* _Set of tasks_:
- A) In the Black Hills Posse text, who founded the team?
- B) From the Black Hills Posse text, extract the passage starting at "The Black Hills" and ending at "of 85 and 37.".
- C) Write what comes next in the Black Hills Posse text, picking up after its final sentence.

═══ Excerpted text

- Division: IBA West Division (1997–1999)
- League: IBA 1995-1999
- Founded: 1995
- Folded: 1999
- History: Black Hills Posse 1995-1998 Rapid City Thrillers 1998-1999
- Arena: Rushmore Plaza Civic Center
- Location: Rapid City, South Dakota
- Team colors: Teal, black, white
- Head coach: Duane Ticknor
- Championships: 1 (1997)
| Home | Away |

= Black Hills Posse =

The Black Hills Posse was a professional basketball team based in Rapid City, South Dakota that competed in the International Basketball Association beginning in the 1995–96 season. The team was founded by George Daniel, an attorney from Pennsylvania. The Posse were created for Rapid City as a response to the departure of the Rapid City Thrillers of the Continental Basketball Association. They were the 1996–97 International Basketball Association champions with an all-time winning record of 85 and 37.

══════
═══ Data excerpts

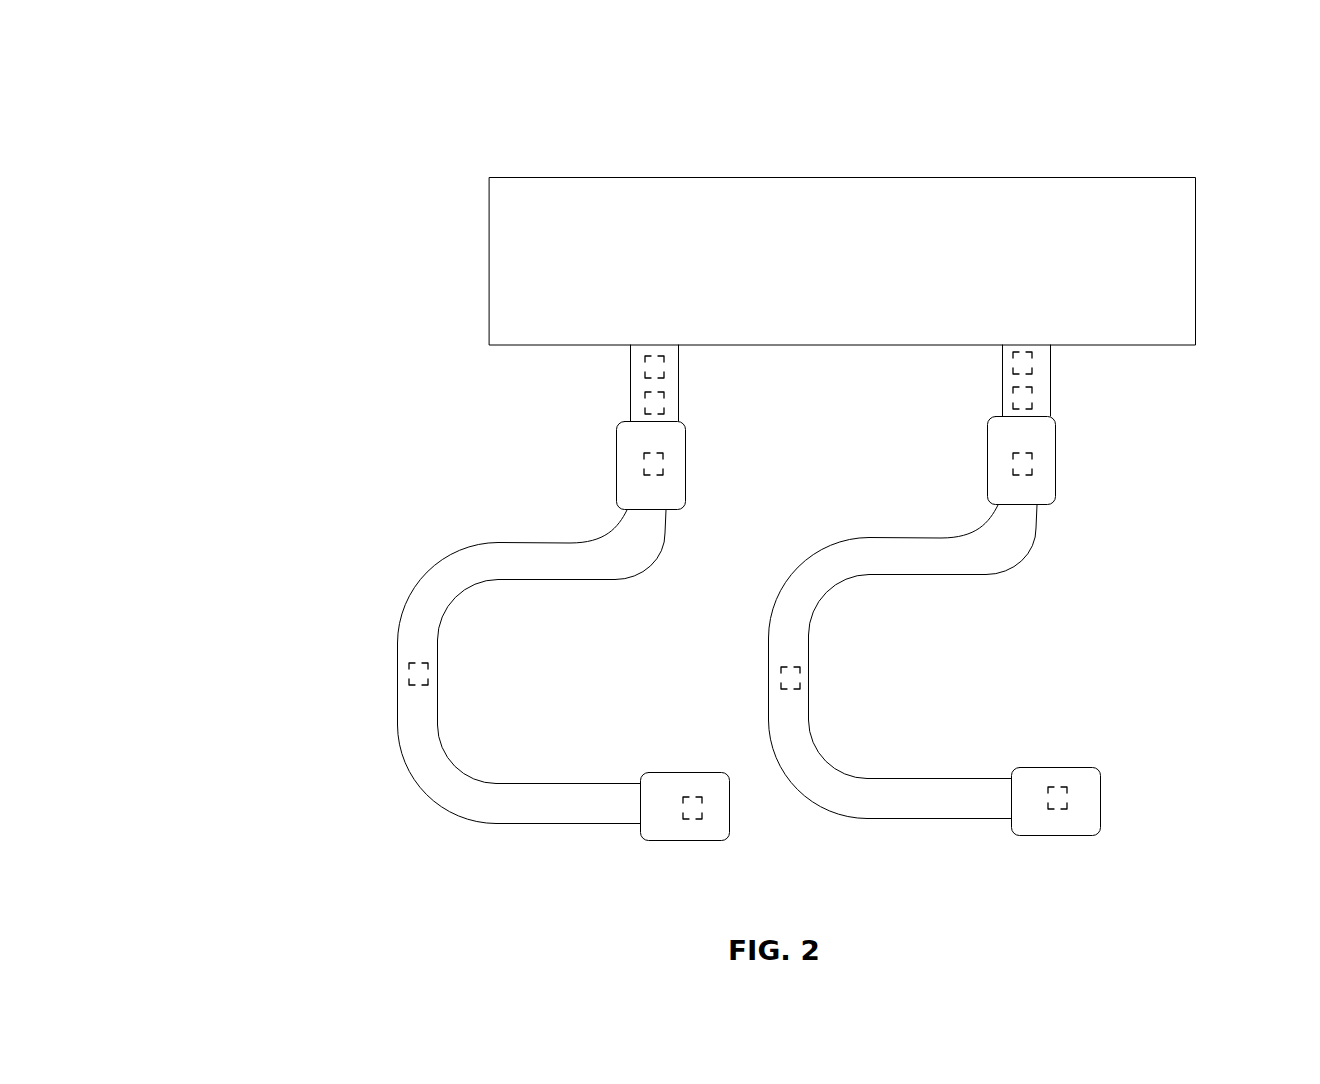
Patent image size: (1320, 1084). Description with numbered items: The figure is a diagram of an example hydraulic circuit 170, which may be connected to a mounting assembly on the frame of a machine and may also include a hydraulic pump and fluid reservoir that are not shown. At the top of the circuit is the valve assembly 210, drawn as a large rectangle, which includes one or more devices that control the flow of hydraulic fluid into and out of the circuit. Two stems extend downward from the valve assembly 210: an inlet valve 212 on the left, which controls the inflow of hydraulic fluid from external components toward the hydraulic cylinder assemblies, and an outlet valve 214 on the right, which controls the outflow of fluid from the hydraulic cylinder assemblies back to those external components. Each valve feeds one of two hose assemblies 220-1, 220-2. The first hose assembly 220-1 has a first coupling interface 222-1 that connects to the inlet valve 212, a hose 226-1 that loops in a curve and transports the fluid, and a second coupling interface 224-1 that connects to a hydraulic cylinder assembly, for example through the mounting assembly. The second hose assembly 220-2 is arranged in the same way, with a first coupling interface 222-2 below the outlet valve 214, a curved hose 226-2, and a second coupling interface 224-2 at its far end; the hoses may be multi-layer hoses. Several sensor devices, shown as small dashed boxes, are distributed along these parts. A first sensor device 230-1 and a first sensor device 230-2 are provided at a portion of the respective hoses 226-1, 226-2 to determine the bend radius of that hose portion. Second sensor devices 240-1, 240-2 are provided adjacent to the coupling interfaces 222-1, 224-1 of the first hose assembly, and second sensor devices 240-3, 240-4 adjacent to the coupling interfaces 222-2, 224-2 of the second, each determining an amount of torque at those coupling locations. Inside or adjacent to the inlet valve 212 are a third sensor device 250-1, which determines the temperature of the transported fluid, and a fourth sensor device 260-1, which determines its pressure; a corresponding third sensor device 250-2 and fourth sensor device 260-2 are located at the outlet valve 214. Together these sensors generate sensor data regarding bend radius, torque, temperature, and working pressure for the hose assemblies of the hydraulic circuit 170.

The hydraulic circuit 170 is at (276, 63).
The valve assembly 210 is at (800, 141).
The inlet valve 212 is at (630, 388).
The outlet valve 214 is at (1050, 367).
The hose assembly 220-1 is at (328, 587).
The hose assembly 220-2 is at (1124, 611).
The first coupling interface 222-1 is at (617, 502).
The first coupling interface 222-2 is at (988, 500).
The second coupling interface 224-1 is at (648, 772).
The second coupling interface 224-2 is at (1012, 768).
The hose 226-1 is at (424, 579).
The hose 226-2 is at (767, 645).
The first sensor device 230-1 is at (428, 668).
The first sensor device 230-2 is at (800, 670).
The second sensor device 240-1 is at (660, 456).
The second sensor device 240-2 is at (702, 808).
The second sensor device 240-3 is at (1030, 473).
The second sensor device 240-4 is at (1067, 797).
The third sensor device 250-1 is at (660, 372).
The third sensor device 250-2 is at (1015, 368).
The fourth sensor device 260-1 is at (660, 408).
The fourth sensor device 260-2 is at (1015, 405).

══════

* _Answers given_:
- A) George Daniel, an attorney from Pennsylvania.

- B)
The Black Hills Posse was a professional basketball team based in Rapid City, South Dakota that competed in the International Basketball Association beginning in the 1995–96 season. The team was founded by George Daniel, an attorney from Pennsylvania. The Posse were created for Rapid City as a response to the departure of the Rapid City Thrillers of the Continental Basketball Association. They were the 1996–97 International Basketball Association champions with an all-time winning record of 85 and 37.

- C)
In 1998, the Black Hills Posse were sold to John Tuschman (former owner of the original Rapid City Thrillers of the Continental Basketball Association). Tuschman tried to spark the old spirit the Thrillers had from the late 1980s and early 1990s, by renaming the Posse to the Thrillers and bringing back the original "flaming basketball" logo. He was unsuccessful, and the new Thrillers folded after the end of the 1998-99 season. The IBA continued for one more season in Rapid City, as the Black Hills Gold played in the 1999-00 season for one year. Rapid City has been without professional basketball ever since.

==Season-by-season record==

| Year | League | GP | W | L | Pct. | Reg. season | Playoffs |
|---|---|---|---|---|---|---|---|
| 1995–96 | IBA | 24 | 20 | 4 | .833 | 1st | Won’t IBA Semi Finals 2–0 Vs St. Cloud Rock'n Rollers, Lost IBA Finals 2–1 Vs Fargo-Moorhead Beez |
| 1996–97 | IBA | 30 | 26 | 4 | .867 | 1st | Won IBA Semi Finals 2–0 Vs St. Paul Slam!, Won IBA Championship 2–0 Vs Dakota Wizards |
| 1997–98 | IBA | 34 | 23 | 11 | .676 | 1st, West | Finals |
| 1998–99 | IBA | 34 | 16 | 18 | .471 | 3rd, West | Division Semifinals |
| Totals | IBA | 122 | 85 | 37 | .697 | – |  |

==Some notable players==
- Isaac Burton
- Dennis Edwards (basketball)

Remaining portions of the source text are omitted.